-- Task to complete --
Review the listing and copy each line that holds the word "subreddit".
══ Task data ══
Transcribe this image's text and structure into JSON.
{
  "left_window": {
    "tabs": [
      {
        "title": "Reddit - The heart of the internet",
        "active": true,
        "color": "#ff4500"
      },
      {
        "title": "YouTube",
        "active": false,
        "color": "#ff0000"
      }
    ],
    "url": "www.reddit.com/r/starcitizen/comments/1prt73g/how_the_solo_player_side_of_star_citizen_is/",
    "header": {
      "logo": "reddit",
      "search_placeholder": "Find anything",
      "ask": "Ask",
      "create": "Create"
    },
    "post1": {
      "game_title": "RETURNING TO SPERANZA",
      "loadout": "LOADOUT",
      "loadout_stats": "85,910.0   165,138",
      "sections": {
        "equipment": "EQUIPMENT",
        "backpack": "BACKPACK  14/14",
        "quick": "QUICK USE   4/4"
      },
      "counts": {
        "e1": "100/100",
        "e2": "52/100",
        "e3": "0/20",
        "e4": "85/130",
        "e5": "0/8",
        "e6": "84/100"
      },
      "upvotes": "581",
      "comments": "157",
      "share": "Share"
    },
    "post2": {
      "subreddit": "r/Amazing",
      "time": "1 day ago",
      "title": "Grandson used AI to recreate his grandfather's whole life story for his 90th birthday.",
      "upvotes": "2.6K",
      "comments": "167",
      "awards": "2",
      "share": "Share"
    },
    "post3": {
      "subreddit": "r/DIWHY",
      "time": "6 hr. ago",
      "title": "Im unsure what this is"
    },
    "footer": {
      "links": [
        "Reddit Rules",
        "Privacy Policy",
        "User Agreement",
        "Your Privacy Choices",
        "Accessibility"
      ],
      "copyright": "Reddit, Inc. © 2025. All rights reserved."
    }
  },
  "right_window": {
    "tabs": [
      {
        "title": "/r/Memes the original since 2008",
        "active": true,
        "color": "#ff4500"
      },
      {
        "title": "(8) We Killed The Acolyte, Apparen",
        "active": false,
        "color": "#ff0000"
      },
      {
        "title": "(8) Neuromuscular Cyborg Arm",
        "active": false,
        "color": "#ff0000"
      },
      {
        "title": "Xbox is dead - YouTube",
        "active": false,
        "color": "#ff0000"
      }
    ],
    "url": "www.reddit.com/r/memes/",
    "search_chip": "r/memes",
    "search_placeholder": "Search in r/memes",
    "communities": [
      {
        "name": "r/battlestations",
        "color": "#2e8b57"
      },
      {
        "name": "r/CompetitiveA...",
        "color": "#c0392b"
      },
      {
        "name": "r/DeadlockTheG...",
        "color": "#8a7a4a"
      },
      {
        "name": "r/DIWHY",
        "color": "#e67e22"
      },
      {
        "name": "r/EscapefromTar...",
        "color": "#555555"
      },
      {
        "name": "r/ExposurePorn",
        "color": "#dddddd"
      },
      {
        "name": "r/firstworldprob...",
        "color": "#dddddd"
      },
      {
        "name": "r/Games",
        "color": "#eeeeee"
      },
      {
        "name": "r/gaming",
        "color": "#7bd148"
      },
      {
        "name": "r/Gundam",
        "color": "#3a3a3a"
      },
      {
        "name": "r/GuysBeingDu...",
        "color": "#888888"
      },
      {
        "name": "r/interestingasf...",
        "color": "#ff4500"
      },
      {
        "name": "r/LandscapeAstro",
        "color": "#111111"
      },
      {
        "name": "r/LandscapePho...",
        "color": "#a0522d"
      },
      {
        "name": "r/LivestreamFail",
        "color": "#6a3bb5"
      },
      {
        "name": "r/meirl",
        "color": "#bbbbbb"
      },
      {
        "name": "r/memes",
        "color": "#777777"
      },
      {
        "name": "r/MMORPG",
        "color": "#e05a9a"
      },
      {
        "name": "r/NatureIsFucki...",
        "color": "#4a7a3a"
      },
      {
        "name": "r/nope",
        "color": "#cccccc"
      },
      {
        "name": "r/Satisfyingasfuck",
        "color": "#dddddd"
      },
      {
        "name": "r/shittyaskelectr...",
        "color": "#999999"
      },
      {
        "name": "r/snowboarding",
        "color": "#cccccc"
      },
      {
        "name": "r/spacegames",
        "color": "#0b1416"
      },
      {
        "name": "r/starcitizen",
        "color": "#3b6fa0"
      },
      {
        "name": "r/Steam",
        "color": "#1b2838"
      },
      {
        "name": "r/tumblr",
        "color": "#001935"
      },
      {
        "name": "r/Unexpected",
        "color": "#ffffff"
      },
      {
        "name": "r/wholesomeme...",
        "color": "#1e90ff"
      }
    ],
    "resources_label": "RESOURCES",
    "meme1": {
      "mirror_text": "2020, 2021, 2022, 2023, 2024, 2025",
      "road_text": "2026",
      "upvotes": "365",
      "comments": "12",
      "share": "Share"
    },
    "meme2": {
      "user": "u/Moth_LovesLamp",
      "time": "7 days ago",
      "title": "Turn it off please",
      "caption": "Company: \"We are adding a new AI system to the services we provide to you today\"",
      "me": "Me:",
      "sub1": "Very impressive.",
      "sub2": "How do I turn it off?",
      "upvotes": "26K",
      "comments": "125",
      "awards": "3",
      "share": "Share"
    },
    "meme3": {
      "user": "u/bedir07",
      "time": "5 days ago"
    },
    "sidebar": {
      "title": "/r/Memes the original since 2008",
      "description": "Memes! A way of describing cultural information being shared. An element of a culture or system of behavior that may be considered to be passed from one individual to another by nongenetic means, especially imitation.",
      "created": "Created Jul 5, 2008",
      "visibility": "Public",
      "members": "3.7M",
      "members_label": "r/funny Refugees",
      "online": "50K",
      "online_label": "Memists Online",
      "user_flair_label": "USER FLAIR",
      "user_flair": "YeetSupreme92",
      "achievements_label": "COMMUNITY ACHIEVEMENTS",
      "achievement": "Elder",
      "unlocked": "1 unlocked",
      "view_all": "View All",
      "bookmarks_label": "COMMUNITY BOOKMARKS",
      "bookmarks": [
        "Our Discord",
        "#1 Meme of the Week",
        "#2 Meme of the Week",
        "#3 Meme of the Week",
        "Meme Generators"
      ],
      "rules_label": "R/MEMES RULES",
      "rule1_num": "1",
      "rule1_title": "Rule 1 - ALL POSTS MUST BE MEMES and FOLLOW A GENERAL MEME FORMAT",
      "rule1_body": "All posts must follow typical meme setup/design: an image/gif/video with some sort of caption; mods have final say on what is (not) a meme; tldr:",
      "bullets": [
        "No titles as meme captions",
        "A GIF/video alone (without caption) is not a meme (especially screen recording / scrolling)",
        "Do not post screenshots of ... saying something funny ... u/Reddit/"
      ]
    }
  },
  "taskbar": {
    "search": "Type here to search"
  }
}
═══
-- Task result --
      "subreddit": "r/Amazing",
      "subreddit": "r/DIWHY",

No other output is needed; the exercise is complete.